** start Records for processing **

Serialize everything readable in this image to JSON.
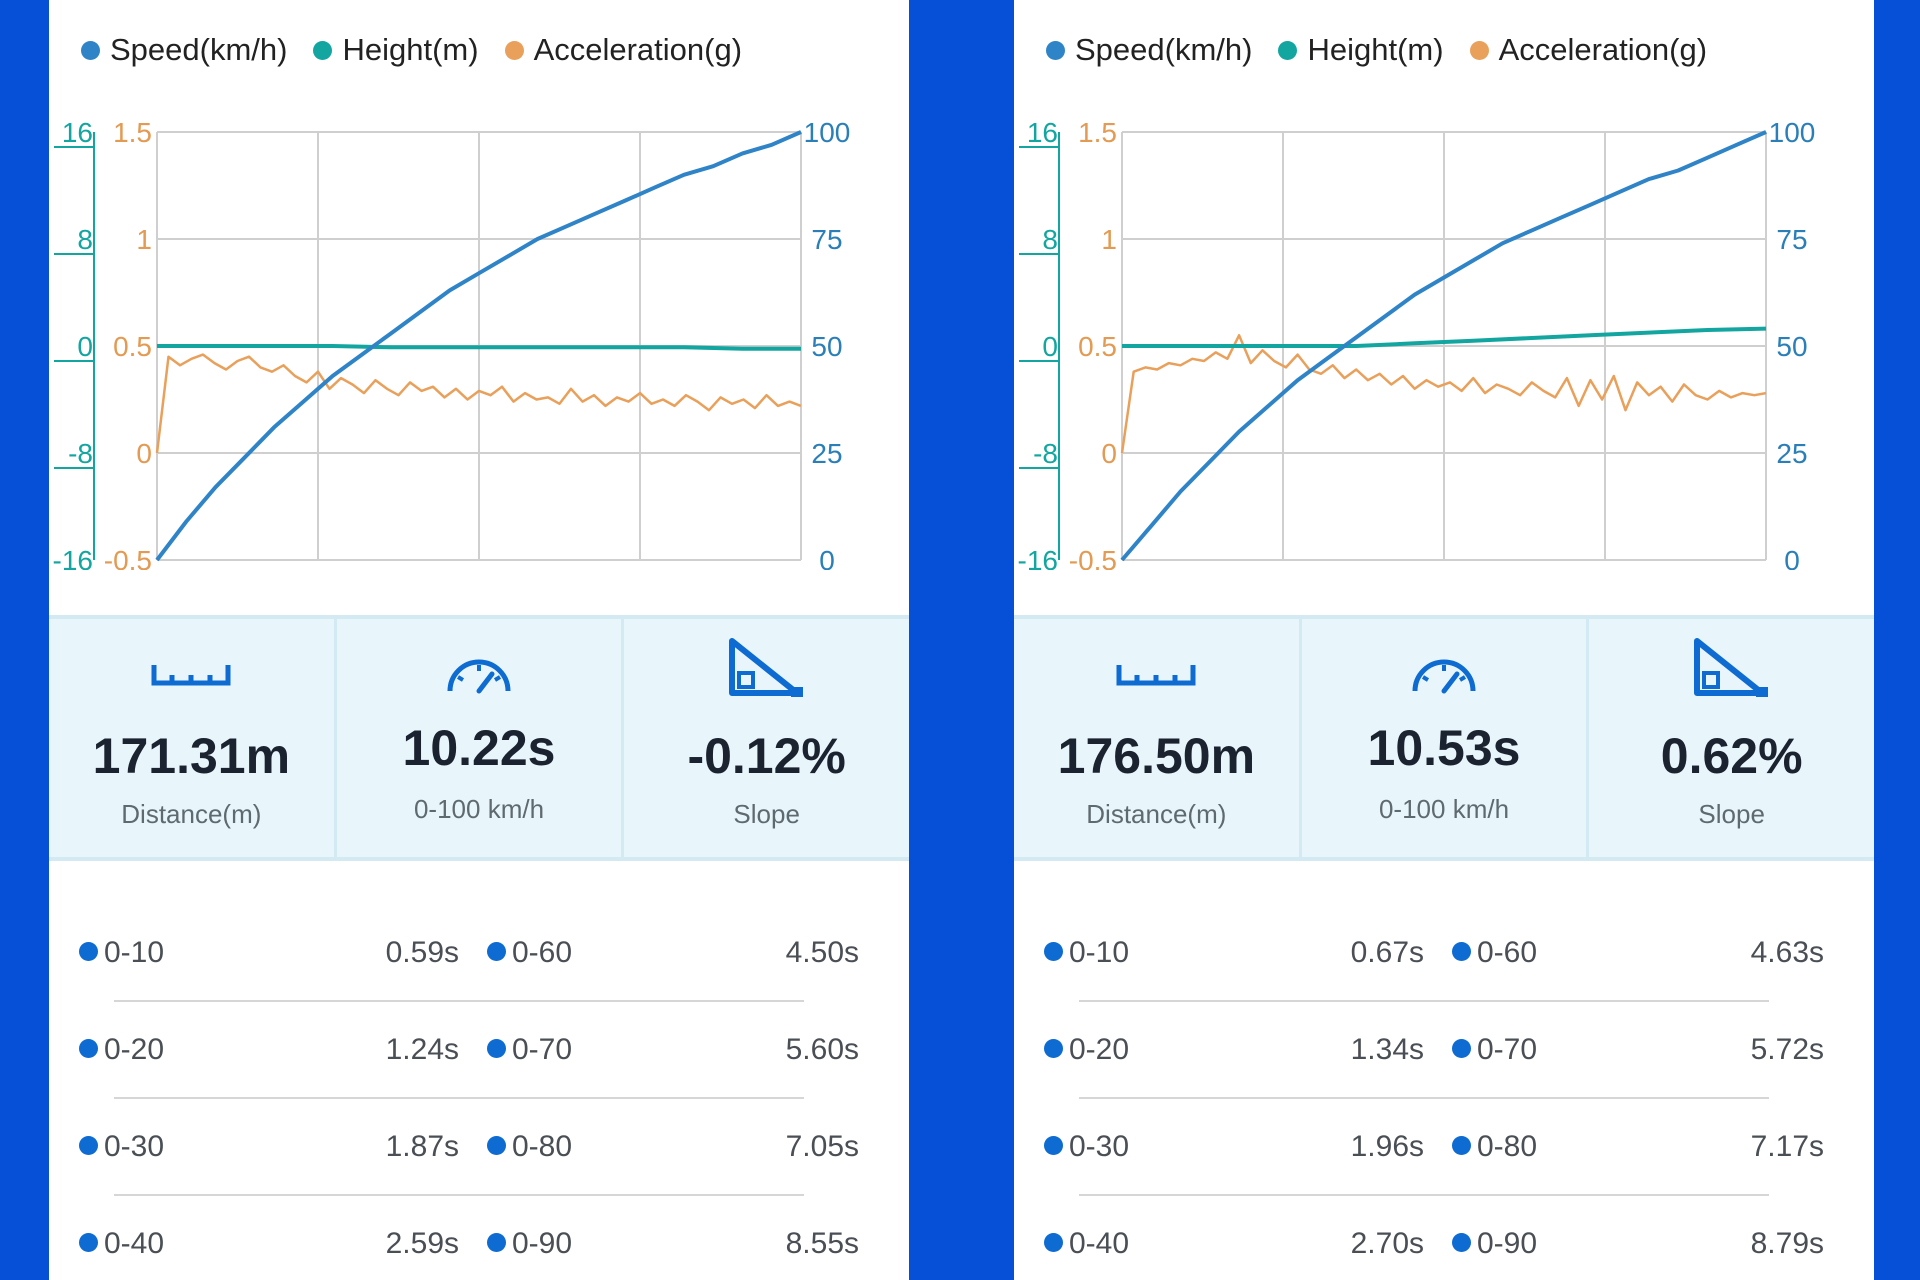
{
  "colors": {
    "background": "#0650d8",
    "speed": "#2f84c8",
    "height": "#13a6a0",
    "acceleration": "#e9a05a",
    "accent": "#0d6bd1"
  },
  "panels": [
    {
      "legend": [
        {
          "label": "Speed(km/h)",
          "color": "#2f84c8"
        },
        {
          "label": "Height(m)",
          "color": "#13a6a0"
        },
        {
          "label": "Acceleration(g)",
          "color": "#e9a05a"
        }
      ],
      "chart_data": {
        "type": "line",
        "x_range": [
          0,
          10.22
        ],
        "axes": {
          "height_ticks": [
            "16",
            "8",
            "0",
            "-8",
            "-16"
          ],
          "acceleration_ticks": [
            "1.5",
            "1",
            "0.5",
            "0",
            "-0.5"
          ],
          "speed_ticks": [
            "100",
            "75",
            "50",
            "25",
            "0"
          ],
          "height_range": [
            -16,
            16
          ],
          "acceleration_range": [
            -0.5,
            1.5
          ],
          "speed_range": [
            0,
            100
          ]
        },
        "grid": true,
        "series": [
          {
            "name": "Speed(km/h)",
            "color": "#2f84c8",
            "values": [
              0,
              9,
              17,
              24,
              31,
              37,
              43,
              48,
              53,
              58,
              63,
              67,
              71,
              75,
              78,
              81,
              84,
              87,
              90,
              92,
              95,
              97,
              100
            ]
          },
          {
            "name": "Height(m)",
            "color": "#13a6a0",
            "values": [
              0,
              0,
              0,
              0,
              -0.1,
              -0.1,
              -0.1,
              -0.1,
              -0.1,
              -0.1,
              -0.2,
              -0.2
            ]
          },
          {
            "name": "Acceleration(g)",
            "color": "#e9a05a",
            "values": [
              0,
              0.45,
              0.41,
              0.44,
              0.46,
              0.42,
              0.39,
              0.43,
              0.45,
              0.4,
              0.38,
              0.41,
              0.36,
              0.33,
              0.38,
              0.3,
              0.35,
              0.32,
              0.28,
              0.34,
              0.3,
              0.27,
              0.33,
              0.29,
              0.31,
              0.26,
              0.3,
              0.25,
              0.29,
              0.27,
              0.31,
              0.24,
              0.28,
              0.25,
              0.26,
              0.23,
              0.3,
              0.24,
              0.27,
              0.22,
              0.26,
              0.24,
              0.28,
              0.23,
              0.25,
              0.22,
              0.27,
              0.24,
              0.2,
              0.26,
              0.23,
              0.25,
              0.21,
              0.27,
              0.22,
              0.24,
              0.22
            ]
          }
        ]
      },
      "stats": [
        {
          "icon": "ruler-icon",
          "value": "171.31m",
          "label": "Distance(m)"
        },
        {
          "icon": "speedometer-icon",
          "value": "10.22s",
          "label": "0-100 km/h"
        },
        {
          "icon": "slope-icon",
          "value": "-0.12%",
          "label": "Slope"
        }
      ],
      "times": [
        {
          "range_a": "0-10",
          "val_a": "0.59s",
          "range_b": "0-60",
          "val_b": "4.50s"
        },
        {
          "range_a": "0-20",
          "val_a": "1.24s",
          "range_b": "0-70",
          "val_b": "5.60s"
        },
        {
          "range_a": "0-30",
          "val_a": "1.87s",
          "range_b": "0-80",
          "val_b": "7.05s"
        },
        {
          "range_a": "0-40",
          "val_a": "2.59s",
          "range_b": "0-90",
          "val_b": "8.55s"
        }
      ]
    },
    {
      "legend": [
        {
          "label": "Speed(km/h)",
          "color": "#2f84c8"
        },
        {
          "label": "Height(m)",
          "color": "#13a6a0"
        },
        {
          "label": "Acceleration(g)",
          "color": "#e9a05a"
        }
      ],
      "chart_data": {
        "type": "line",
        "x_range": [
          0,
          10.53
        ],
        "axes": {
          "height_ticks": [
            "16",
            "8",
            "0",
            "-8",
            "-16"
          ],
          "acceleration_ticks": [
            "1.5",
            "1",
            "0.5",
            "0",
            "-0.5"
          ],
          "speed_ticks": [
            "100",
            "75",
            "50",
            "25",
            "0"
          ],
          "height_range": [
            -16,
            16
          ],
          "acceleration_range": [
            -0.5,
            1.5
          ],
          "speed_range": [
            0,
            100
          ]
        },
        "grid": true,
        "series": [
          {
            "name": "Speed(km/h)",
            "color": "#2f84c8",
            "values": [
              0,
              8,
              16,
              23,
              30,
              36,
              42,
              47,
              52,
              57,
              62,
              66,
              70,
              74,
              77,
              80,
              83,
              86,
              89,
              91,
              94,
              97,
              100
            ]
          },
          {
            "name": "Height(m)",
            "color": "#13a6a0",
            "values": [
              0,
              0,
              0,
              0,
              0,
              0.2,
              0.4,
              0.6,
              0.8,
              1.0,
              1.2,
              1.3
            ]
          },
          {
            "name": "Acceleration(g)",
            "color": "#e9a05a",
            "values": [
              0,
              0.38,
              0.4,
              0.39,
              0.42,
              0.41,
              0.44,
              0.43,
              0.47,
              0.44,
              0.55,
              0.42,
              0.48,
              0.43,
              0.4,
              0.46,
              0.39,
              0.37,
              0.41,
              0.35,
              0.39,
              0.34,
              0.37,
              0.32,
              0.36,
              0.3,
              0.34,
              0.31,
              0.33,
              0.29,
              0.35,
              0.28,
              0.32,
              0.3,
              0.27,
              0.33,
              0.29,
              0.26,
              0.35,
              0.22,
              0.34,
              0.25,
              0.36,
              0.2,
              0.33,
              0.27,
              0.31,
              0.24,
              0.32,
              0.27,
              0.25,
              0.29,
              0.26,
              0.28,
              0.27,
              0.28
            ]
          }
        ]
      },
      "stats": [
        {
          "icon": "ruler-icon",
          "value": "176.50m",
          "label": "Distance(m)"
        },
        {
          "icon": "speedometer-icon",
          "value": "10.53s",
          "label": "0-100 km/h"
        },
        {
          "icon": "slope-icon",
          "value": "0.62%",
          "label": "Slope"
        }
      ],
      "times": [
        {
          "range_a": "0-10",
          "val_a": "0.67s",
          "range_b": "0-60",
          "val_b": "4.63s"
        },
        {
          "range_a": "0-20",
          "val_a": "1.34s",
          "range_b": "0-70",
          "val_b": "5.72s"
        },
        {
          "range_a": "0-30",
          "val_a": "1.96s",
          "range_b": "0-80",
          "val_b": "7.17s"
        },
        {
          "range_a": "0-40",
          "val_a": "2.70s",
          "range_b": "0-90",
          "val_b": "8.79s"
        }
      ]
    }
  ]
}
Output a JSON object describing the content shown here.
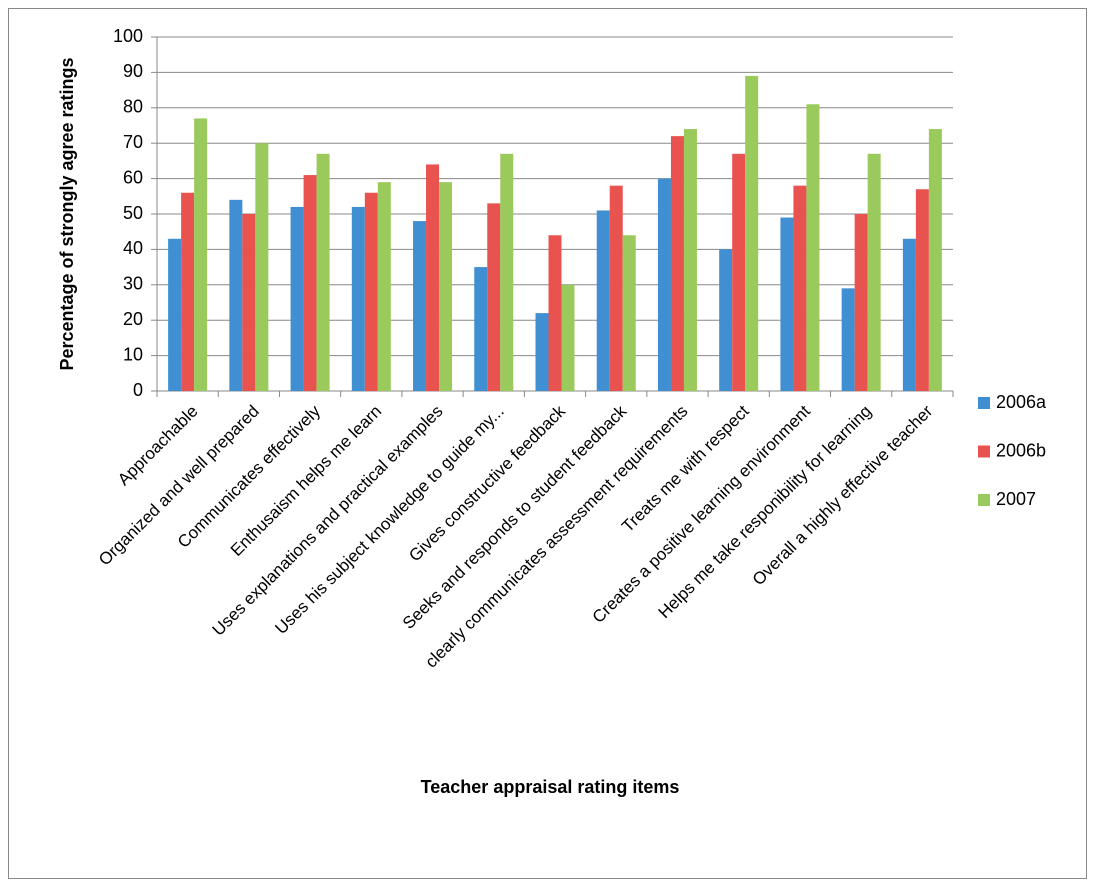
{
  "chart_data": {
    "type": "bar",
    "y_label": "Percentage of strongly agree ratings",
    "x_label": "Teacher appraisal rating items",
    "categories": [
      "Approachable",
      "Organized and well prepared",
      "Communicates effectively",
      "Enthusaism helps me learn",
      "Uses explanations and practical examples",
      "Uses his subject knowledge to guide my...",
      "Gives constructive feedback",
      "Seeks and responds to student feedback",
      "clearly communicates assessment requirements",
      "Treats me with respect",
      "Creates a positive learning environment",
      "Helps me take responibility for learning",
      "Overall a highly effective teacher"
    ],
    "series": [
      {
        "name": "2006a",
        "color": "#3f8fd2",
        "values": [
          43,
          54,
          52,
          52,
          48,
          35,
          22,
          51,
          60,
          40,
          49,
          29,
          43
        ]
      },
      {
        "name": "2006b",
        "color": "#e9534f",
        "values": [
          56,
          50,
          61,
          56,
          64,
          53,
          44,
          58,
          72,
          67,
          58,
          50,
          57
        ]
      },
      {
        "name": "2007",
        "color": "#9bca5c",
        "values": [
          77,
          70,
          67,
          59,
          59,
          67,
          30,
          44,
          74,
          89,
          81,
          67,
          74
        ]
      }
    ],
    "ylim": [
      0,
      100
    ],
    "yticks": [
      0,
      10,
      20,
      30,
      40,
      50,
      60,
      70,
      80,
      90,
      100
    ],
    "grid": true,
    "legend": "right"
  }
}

** end Records for processing **

Count every line of the records that holds the string "feedback". Write only the total.

Correct response
2